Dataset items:
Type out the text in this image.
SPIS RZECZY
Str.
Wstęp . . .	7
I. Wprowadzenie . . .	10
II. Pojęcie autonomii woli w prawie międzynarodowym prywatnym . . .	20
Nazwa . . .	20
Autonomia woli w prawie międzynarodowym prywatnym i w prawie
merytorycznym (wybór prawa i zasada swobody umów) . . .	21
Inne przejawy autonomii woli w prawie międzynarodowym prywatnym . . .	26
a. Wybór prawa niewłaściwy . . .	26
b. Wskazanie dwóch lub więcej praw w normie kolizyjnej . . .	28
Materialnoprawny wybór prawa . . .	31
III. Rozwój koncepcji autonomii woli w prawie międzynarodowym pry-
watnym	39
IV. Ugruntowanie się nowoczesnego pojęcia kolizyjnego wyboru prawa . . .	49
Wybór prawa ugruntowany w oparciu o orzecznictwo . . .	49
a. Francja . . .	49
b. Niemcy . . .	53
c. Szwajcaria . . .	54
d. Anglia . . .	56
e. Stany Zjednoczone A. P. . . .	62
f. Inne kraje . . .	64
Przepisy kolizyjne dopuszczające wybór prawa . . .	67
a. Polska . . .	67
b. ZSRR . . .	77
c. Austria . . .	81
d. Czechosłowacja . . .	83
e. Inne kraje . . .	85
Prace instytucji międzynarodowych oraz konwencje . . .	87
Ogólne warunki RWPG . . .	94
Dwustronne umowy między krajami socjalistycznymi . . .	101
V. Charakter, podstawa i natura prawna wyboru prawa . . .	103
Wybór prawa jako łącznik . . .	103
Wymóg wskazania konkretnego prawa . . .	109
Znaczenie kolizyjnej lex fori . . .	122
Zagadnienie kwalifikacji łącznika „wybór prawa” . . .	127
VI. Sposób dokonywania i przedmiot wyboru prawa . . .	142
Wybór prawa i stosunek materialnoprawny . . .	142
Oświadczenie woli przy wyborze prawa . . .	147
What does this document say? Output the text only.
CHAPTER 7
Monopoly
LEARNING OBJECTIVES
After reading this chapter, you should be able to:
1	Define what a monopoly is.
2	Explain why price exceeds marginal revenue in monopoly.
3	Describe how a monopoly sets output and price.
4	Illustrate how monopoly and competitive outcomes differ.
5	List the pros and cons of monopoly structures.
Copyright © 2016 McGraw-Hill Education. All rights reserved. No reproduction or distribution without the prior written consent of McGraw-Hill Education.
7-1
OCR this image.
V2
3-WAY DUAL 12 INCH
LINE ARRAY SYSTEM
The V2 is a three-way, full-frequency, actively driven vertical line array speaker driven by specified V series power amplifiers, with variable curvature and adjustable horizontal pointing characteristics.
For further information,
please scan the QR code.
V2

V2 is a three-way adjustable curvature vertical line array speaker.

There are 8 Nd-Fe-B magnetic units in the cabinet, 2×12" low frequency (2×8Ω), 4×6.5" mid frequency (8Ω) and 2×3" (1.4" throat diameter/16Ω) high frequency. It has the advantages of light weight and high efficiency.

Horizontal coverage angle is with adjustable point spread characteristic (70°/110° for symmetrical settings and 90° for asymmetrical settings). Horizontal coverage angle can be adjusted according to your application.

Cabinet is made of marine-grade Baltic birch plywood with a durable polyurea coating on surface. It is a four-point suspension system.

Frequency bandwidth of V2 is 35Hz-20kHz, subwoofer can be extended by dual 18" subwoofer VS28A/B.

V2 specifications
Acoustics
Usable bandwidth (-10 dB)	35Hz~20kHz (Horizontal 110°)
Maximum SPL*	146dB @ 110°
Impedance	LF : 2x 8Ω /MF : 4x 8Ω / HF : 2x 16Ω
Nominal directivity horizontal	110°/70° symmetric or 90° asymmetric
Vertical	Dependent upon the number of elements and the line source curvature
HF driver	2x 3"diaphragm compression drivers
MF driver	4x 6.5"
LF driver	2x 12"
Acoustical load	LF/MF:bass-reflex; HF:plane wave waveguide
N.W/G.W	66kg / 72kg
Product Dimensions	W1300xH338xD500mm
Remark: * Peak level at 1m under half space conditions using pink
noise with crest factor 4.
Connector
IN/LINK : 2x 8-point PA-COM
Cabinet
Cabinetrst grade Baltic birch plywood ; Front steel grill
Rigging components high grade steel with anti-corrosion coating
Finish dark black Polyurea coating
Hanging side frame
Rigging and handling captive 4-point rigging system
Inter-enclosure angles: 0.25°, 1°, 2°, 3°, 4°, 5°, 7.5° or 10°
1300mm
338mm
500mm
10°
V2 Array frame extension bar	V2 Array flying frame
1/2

The task:
Return all of the entries word for word.

Written solution:
Type out the text in this image.
SPIS RZECZY
Str.
Wstęp . . .	7
I. Wprowadzenie . . .	10
II. Pojęcie autonomii woli w prawie międzynarodowym prywatnym . . .	20
Nazwa . . .	20
Autonomia woli w prawie międzynarodowym prywatnym i w prawie
merytorycznym (wybór prawa i zasada swobody umów) . . .	21
Inne przejawy autonomii woli w prawie międzynarodowym prywatnym . . .	26
a. Wybór prawa niewłaściwy . . .	26
b. Wskazanie dwóch lub więcej praw w normie kolizyjnej . . .	28
Materialnoprawny wybór prawa . . .	31
III. Rozwój koncepcji autonomii woli w prawie międzynarodowym pry-
watnym	39
IV. Ugruntowanie się nowoczesnego pojęcia kolizyjnego wyboru prawa . . .	49
Wybór prawa ugruntowany w oparciu o orzecznictwo . . .	49
a. Francja . . .	49
b. Niemcy . . .	53
c. Szwajcaria . . .	54
d. Anglia . . .	56
e. Stany Zjednoczone A. P. . . .	62
f. Inne kraje . . .	64
Przepisy kolizyjne dopuszczające wybór prawa . . .	67
a. Polska . . .	67
b. ZSRR . . .	77
c. Austria . . .	81
d. Czechosłowacja . . .	83
e. Inne kraje . . .	85
Prace instytucji międzynarodowych oraz konwencje . . .	87
Ogólne warunki RWPG . . .	94
Dwustronne umowy między krajami socjalistycznymi . . .	101
V. Charakter, podstawa i natura prawna wyboru prawa . . .	103
Wybór prawa jako łącznik . . .	103
Wymóg wskazania konkretnego prawa . . .	109
Znaczenie kolizyjnej lex fori . . .	122
Zagadnienie kwalifikacji łącznika „wybór prawa” . . .	127
VI. Sposób dokonywania i przedmiot wyboru prawa . . .	142
Wybór prawa i stosunek materialnoprawny . . .	142
Oświadczenie woli przy wyborze prawa . . .	147
What does this document say? Output the text only.
CHAPTER 7
Monopoly
LEARNING OBJECTIVES
After reading this chapter, you should be able to:
1	Define what a monopoly is.
2	Explain why price exceeds marginal revenue in monopoly.
3	Describe how a monopoly sets output and price.
4	Illustrate how monopoly and competitive outcomes differ.
5	List the pros and cons of monopoly structures.
Copyright © 2016 McGraw-Hill Education. All rights reserved. No reproduction or distribution without the prior written consent of McGraw-Hill Education.
7-1
OCR this image.
V2
3-WAY DUAL 12 INCH
LINE ARRAY SYSTEM
The V2 is a three-way, full-frequency, actively driven vertical line array speaker driven by specified V series power amplifiers, with variable curvature and adjustable horizontal pointing characteristics.
For further information,
please scan the QR code.
V2

V2 is a three-way adjustable curvature vertical line array speaker.

There are 8 Nd-Fe-B magnetic units in the cabinet, 2×12" low frequency (2×8Ω), 4×6.5" mid frequency (8Ω) and 2×3" (1.4" throat diameter/16Ω) high frequency. It has the advantages of light weight and high efficiency.

Horizontal coverage angle is with adjustable point spread characteristic (70°/110° for symmetrical settings and 90° for asymmetrical settings). Horizontal coverage angle can be adjusted according to your application.

Cabinet is made of marine-grade Baltic birch plywood with a durable polyurea coating on surface. It is a four-point suspension system.

Frequency bandwidth of V2 is 35Hz-20kHz, subwoofer can be extended by dual 18" subwoofer VS28A/B.

V2 specifications
Acoustics
Usable bandwidth (-10 dB)	35Hz~20kHz (Horizontal 110°)
Maximum SPL*	146dB @ 110°
Impedance	LF : 2x 8Ω /MF : 4x 8Ω / HF : 2x 16Ω
Nominal directivity horizontal	110°/70° symmetric or 90° asymmetric
Vertical	Dependent upon the number of elements and the line source curvature
HF driver	2x 3"diaphragm compression drivers
MF driver	4x 6.5"
LF driver	2x 12"
Acoustical load	LF/MF:bass-reflex; HF:plane wave waveguide
N.W/G.W	66kg / 72kg
Product Dimensions	W1300xH338xD500mm
Remark: * Peak level at 1m under half space conditions using pink
noise with crest factor 4.
Connector
IN/LINK : 2x 8-point PA-COM
Cabinet
Cabinetrst grade Baltic birch plywood ; Front steel grill
Rigging components high grade steel with anti-corrosion coating
Finish dark black Polyurea coating
Hanging side frame
Rigging and handling captive 4-point rigging system
Inter-enclosure angles: 0.25°, 1°, 2°, 3°, 4°, 5°, 7.5° or 10°
1300mm
338mm
500mm
10°
V2 Array frame extension bar	V2 Array flying frame
1/2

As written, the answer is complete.